» **Material for this task**:
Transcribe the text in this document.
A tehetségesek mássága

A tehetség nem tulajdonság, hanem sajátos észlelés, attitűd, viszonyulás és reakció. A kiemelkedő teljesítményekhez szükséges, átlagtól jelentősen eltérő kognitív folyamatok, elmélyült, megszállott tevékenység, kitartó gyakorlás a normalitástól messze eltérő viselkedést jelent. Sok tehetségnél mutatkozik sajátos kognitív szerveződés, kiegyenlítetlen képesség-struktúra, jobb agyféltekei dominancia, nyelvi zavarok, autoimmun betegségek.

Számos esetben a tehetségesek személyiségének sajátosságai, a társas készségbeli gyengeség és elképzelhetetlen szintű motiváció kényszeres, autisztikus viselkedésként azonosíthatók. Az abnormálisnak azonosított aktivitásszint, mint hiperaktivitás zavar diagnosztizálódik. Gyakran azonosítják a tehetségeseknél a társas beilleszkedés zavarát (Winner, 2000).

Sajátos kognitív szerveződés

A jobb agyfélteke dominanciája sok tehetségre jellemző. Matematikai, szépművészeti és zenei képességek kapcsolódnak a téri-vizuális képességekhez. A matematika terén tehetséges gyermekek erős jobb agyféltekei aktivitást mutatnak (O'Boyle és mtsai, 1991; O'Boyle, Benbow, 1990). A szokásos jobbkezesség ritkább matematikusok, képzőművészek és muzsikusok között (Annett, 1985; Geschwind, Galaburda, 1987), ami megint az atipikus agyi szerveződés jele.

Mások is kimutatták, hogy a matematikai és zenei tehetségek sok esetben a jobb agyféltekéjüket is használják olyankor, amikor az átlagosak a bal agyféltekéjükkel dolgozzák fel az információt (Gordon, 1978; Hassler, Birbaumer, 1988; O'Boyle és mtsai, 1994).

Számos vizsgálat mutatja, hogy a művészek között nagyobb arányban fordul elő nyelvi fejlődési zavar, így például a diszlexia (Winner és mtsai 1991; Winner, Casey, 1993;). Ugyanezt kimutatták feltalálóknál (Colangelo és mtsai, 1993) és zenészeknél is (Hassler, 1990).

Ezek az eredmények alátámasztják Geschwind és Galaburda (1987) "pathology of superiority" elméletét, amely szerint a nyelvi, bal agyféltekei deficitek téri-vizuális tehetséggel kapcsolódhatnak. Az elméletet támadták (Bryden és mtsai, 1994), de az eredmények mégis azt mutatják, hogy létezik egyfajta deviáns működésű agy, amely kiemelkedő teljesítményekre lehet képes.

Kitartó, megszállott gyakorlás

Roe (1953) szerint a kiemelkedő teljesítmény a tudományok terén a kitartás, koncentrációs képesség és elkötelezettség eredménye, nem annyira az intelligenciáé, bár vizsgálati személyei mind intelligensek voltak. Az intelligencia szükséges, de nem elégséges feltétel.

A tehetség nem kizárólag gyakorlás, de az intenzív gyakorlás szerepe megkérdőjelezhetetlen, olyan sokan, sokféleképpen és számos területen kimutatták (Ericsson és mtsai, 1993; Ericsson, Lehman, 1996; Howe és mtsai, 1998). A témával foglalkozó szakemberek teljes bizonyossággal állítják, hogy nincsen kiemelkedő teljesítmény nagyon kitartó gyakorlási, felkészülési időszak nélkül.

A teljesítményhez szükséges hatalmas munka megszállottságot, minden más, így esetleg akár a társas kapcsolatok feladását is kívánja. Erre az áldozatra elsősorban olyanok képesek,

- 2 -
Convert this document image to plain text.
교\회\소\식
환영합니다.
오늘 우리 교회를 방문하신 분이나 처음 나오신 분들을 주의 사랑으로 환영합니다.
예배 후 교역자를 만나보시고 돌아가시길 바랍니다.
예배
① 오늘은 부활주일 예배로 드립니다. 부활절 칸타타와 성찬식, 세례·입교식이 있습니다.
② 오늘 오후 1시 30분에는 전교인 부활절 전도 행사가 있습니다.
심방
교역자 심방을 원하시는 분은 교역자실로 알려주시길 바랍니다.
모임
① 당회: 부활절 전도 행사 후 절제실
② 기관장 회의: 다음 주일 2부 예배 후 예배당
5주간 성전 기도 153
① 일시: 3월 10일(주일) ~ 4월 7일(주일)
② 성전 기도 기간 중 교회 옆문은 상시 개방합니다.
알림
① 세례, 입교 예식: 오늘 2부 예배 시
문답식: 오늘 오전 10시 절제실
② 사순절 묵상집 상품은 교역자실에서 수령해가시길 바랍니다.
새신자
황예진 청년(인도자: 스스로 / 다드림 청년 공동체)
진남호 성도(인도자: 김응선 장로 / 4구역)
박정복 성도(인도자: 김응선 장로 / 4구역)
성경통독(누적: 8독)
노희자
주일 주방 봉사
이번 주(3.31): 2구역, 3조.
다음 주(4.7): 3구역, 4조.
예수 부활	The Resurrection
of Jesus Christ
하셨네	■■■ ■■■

» **Set exercise**: Return all the data exactly as given.

» **In response**:
Transcribe the text in this document.
A tehetségesek mássága

A tehetség nem tulajdonság, hanem sajátos észlelés, attitűd, viszonyulás és reakció. A kiemelkedő teljesítményekhez szükséges, átlagtól jelentősen eltérő kognitív folyamatok, elmélyült, megszállott tevékenység, kitartó gyakorlás a normalitástól messze eltérő viselkedést jelent. Sok tehetségnél mutatkozik sajátos kognitív szerveződés, kiegyenlítetlen képesség-struktúra, jobb agyféltekei dominancia, nyelvi zavarok, autoimmun betegségek.

Számos esetben a tehetségesek személyiségének sajátosságai, a társas készségbeli gyengeség és elképzelhetetlen szintű motiváció kényszeres, autisztikus viselkedésként azonosíthatók. Az abnormálisnak azonosított aktivitásszint, mint hiperaktivitás zavar diagnosztizálódik. Gyakran azonosítják a tehetségeseknél a társas beilleszkedés zavarát (Winner, 2000).

Sajátos kognitív szerveződés

A jobb agyfélteke dominanciája sok tehetségre jellemző. Matematikai, szépművészeti és zenei képességek kapcsolódnak a téri-vizuális képességekhez. A matematika terén tehetséges gyermekek erős jobb agyféltekei aktivitást mutatnak (O'Boyle és mtsai, 1991; O'Boyle, Benbow, 1990). A szokásos jobbkezesség ritkább matematikusok, képzőművészek és muzsikusok között (Annett, 1985; Geschwind, Galaburda, 1987), ami megint az atipikus agyi szerveződés jele.

Mások is kimutatták, hogy a matematikai és zenei tehetségek sok esetben a jobb agyféltekéjüket is használják olyankor, amikor az átlagosak a bal agyféltekéjükkel dolgozzák fel az információt (Gordon, 1978; Hassler, Birbaumer, 1988; O'Boyle és mtsai, 1994).

Számos vizsgálat mutatja, hogy a művészek között nagyobb arányban fordul elő nyelvi fejlődési zavar, így például a diszlexia (Winner és mtsai 1991; Winner, Casey, 1993;). Ugyanezt kimutatták feltalálóknál (Colangelo és mtsai, 1993) és zenészeknél is (Hassler, 1990).

Ezek az eredmények alátámasztják Geschwind és Galaburda (1987) "pathology of superiority" elméletét, amely szerint a nyelvi, bal agyféltekei deficitek téri-vizuális tehetséggel kapcsolódhatnak. Az elméletet támadták (Bryden és mtsai, 1994), de az eredmények mégis azt mutatják, hogy létezik egyfajta deviáns működésű agy, amely kiemelkedő teljesítményekre lehet képes.

Kitartó, megszállott gyakorlás

Roe (1953) szerint a kiemelkedő teljesítmény a tudományok terén a kitartás, koncentrációs képesség és elkötelezettség eredménye, nem annyira az intelligenciáé, bár vizsgálati személyei mind intelligensek voltak. Az intelligencia szükséges, de nem elégséges feltétel.

A tehetség nem kizárólag gyakorlás, de az intenzív gyakorlás szerepe megkérdőjelezhetetlen, olyan sokan, sokféleképpen és számos területen kimutatták (Ericsson és mtsai, 1993; Ericsson, Lehman, 1996; Howe és mtsai, 1998). A témával foglalkozó szakemberek teljes bizonyossággal állítják, hogy nincsen kiemelkedő teljesítmény nagyon kitartó gyakorlási, felkészülési időszak nélkül.

A teljesítményhez szükséges hatalmas munka megszállottságot, minden más, így esetleg akár a társas kapcsolatok feladását is kívánja. Erre az áldozatra elsősorban olyanok képesek,

- 2 -
Convert this document image to plain text.
교\회\소\식
환영합니다.
오늘 우리 교회를 방문하신 분이나 처음 나오신 분들을 주의 사랑으로 환영합니다.
예배 후 교역자를 만나보시고 돌아가시길 바랍니다.
예배
① 오늘은 부활주일 예배로 드립니다. 부활절 칸타타와 성찬식, 세례·입교식이 있습니다.
② 오늘 오후 1시 30분에는 전교인 부활절 전도 행사가 있습니다.
심방
교역자 심방을 원하시는 분은 교역자실로 알려주시길 바랍니다.
모임
① 당회: 부활절 전도 행사 후 절제실
② 기관장 회의: 다음 주일 2부 예배 후 예배당
5주간 성전 기도 153
① 일시: 3월 10일(주일) ~ 4월 7일(주일)
② 성전 기도 기간 중 교회 옆문은 상시 개방합니다.
알림
① 세례, 입교 예식: 오늘 2부 예배 시
문답식: 오늘 오전 10시 절제실
② 사순절 묵상집 상품은 교역자실에서 수령해가시길 바랍니다.
새신자
황예진 청년(인도자: 스스로 / 다드림 청년 공동체)
진남호 성도(인도자: 김응선 장로 / 4구역)
박정복 성도(인도자: 김응선 장로 / 4구역)
성경통독(누적: 8독)
노희자
주일 주방 봉사
이번 주(3.31): 2구역, 3조.
다음 주(4.7): 3구역, 4조.
예수 부활	The Resurrection
of Jesus Christ
하셨네	■■■ ■■■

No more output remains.